▸ Dataset
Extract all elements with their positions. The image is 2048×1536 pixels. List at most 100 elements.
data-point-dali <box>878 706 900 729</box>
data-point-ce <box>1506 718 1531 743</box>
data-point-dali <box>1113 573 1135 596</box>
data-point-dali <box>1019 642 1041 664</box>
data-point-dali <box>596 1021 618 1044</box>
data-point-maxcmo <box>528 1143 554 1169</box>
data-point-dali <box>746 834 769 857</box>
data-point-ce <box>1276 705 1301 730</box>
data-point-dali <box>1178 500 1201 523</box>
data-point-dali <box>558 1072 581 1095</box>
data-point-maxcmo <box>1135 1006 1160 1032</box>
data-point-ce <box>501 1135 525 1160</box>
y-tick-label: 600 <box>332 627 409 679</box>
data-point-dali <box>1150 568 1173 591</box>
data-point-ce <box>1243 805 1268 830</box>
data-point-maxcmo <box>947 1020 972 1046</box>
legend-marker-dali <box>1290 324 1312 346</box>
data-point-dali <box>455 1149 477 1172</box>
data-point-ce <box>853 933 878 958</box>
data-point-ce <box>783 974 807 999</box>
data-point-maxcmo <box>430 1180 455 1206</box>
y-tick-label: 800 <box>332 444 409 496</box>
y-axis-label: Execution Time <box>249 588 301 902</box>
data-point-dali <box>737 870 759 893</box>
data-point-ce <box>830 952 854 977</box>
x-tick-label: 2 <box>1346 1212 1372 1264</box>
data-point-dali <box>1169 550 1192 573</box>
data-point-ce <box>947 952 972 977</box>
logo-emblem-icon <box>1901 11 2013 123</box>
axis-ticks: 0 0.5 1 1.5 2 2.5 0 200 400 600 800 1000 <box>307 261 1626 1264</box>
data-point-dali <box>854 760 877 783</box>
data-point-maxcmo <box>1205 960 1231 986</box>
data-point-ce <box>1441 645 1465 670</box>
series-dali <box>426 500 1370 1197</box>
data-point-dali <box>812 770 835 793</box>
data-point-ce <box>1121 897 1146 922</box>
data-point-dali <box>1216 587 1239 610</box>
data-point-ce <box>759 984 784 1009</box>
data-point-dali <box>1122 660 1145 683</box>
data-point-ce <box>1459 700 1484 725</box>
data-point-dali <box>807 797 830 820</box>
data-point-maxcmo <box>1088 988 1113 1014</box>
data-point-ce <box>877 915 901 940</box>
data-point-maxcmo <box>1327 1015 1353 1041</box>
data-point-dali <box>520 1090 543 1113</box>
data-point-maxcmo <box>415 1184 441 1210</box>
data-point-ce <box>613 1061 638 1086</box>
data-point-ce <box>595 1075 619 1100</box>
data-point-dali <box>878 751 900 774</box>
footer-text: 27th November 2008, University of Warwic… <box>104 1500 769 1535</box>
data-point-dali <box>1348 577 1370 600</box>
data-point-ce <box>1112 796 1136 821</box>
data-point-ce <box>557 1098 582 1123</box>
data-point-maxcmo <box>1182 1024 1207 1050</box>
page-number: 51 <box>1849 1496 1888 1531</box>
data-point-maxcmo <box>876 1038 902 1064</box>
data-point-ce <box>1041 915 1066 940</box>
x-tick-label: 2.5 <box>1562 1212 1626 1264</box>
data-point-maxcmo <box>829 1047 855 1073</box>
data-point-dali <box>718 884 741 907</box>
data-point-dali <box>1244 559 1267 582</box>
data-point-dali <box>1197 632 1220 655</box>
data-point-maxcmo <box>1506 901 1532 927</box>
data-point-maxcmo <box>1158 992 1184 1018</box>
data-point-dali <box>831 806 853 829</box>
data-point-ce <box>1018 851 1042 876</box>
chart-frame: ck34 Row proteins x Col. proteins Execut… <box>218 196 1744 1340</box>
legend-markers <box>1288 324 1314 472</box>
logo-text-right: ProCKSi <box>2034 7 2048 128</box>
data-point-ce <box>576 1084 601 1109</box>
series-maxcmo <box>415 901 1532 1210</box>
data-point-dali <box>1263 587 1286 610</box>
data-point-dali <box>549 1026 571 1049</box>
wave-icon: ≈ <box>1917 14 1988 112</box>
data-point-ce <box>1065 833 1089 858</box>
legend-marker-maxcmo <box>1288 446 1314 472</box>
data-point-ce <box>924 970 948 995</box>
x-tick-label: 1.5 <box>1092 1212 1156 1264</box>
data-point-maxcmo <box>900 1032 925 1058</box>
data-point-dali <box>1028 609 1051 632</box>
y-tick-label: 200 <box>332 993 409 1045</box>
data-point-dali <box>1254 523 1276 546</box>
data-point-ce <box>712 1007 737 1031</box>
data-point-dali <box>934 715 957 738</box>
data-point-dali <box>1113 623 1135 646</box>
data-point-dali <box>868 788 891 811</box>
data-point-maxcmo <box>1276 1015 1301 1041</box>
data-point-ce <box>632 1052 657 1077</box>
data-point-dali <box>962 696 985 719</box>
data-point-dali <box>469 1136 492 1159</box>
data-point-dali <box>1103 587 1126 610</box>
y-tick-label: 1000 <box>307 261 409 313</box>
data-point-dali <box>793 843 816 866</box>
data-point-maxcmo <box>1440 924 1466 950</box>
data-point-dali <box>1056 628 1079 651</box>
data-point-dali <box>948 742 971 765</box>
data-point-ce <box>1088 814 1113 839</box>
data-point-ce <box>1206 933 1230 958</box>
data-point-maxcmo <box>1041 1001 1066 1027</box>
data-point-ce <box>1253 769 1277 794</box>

▸ Instructions to follow
The response should consist of all the entries, transcribed exactly.

▸ Output of the exercise
Extract all elements with their positions. The image is 2048×1536 pixels. List at most 100 elements.
data-point-dali <box>878 706 900 729</box>
data-point-ce <box>1506 718 1531 743</box>
data-point-dali <box>1113 573 1135 596</box>
data-point-dali <box>1019 642 1041 664</box>
data-point-dali <box>596 1021 618 1044</box>
data-point-maxcmo <box>528 1143 554 1169</box>
data-point-dali <box>746 834 769 857</box>
data-point-ce <box>1276 705 1301 730</box>
data-point-dali <box>1178 500 1201 523</box>
data-point-dali <box>558 1072 581 1095</box>
data-point-maxcmo <box>1135 1006 1160 1032</box>
data-point-ce <box>501 1135 525 1160</box>
y-tick-label: 600 <box>332 627 409 679</box>
data-point-dali <box>1150 568 1173 591</box>
data-point-ce <box>1243 805 1268 830</box>
data-point-maxcmo <box>947 1020 972 1046</box>
legend-marker-dali <box>1290 324 1312 346</box>
data-point-dali <box>455 1149 477 1172</box>
data-point-ce <box>853 933 878 958</box>
data-point-ce <box>783 974 807 999</box>
data-point-maxcmo <box>430 1180 455 1206</box>
y-tick-label: 800 <box>332 444 409 496</box>
y-axis-label: Execution Time <box>249 588 301 902</box>
data-point-dali <box>737 870 759 893</box>
data-point-ce <box>830 952 854 977</box>
x-tick-label: 2 <box>1346 1212 1372 1264</box>
data-point-dali <box>1169 550 1192 573</box>
data-point-ce <box>947 952 972 977</box>
logo-emblem-icon <box>1901 11 2013 123</box>
axis-ticks: 0 0.5 1 1.5 2 2.5 0 200 400 600 800 1000 <box>307 261 1626 1264</box>
data-point-dali <box>854 760 877 783</box>
data-point-maxcmo <box>1205 960 1231 986</box>
data-point-ce <box>1441 645 1465 670</box>
series-dali <box>426 500 1370 1197</box>
data-point-dali <box>812 770 835 793</box>
data-point-ce <box>1121 897 1146 922</box>
data-point-dali <box>1216 587 1239 610</box>
data-point-ce <box>759 984 784 1009</box>
data-point-dali <box>1122 660 1145 683</box>
data-point-ce <box>1459 700 1484 725</box>
data-point-dali <box>807 797 830 820</box>
data-point-maxcmo <box>1088 988 1113 1014</box>
data-point-ce <box>877 915 901 940</box>
data-point-maxcmo <box>1327 1015 1353 1041</box>
data-point-dali <box>520 1090 543 1113</box>
data-point-maxcmo <box>415 1184 441 1210</box>
data-point-ce <box>613 1061 638 1086</box>
data-point-ce <box>595 1075 619 1100</box>
data-point-dali <box>878 751 900 774</box>
footer-text: 27th November 2008, University of Warwic… <box>104 1500 769 1535</box>
data-point-dali <box>1348 577 1370 600</box>
data-point-ce <box>1112 796 1136 821</box>
data-point-ce <box>557 1098 582 1123</box>
data-point-maxcmo <box>1182 1024 1207 1050</box>
page-number: 51 <box>1849 1496 1888 1531</box>
data-point-maxcmo <box>876 1038 902 1064</box>
data-point-ce <box>1041 915 1066 940</box>
x-tick-label: 2.5 <box>1562 1212 1626 1264</box>
data-point-maxcmo <box>829 1047 855 1073</box>
data-point-dali <box>718 884 741 907</box>
data-point-dali <box>1244 559 1267 582</box>
data-point-dali <box>1197 632 1220 655</box>
data-point-maxcmo <box>1506 901 1532 927</box>
data-point-maxcmo <box>1158 992 1184 1018</box>
data-point-dali <box>831 806 853 829</box>
data-point-ce <box>1018 851 1042 876</box>
chart-frame: ck34 Row proteins x Col. proteins Execut… <box>218 196 1744 1340</box>
legend-markers <box>1288 324 1314 472</box>
logo-text-right: ProCKSi <box>2034 7 2048 128</box>
data-point-ce <box>576 1084 601 1109</box>
series-maxcmo <box>415 901 1532 1210</box>
data-point-dali <box>1263 587 1286 610</box>
data-point-dali <box>549 1026 571 1049</box>
wave-icon: ≈ <box>1917 14 1988 112</box>
data-point-ce <box>1065 833 1089 858</box>
legend-marker-maxcmo <box>1288 446 1314 472</box>
data-point-ce <box>924 970 948 995</box>
x-tick-label: 1.5 <box>1092 1212 1156 1264</box>
data-point-maxcmo <box>900 1032 925 1058</box>
data-point-dali <box>1028 609 1051 632</box>
y-tick-label: 200 <box>332 993 409 1045</box>
data-point-dali <box>1254 523 1276 546</box>
data-point-ce <box>712 1007 737 1031</box>
data-point-dali <box>934 715 957 738</box>
data-point-dali <box>1113 623 1135 646</box>
data-point-dali <box>868 788 891 811</box>
data-point-maxcmo <box>1276 1015 1301 1041</box>
data-point-ce <box>632 1052 657 1077</box>
data-point-dali <box>962 696 985 719</box>
data-point-dali <box>469 1136 492 1159</box>
data-point-dali <box>1103 587 1126 610</box>
y-tick-label: 1000 <box>307 261 409 313</box>
data-point-dali <box>793 843 816 866</box>
data-point-maxcmo <box>1440 924 1466 950</box>
data-point-dali <box>1056 628 1079 651</box>
data-point-dali <box>948 742 971 765</box>
data-point-ce <box>1088 814 1113 839</box>
data-point-ce <box>1206 933 1230 958</box>
data-point-maxcmo <box>1041 1001 1066 1027</box>
data-point-ce <box>1253 769 1277 794</box>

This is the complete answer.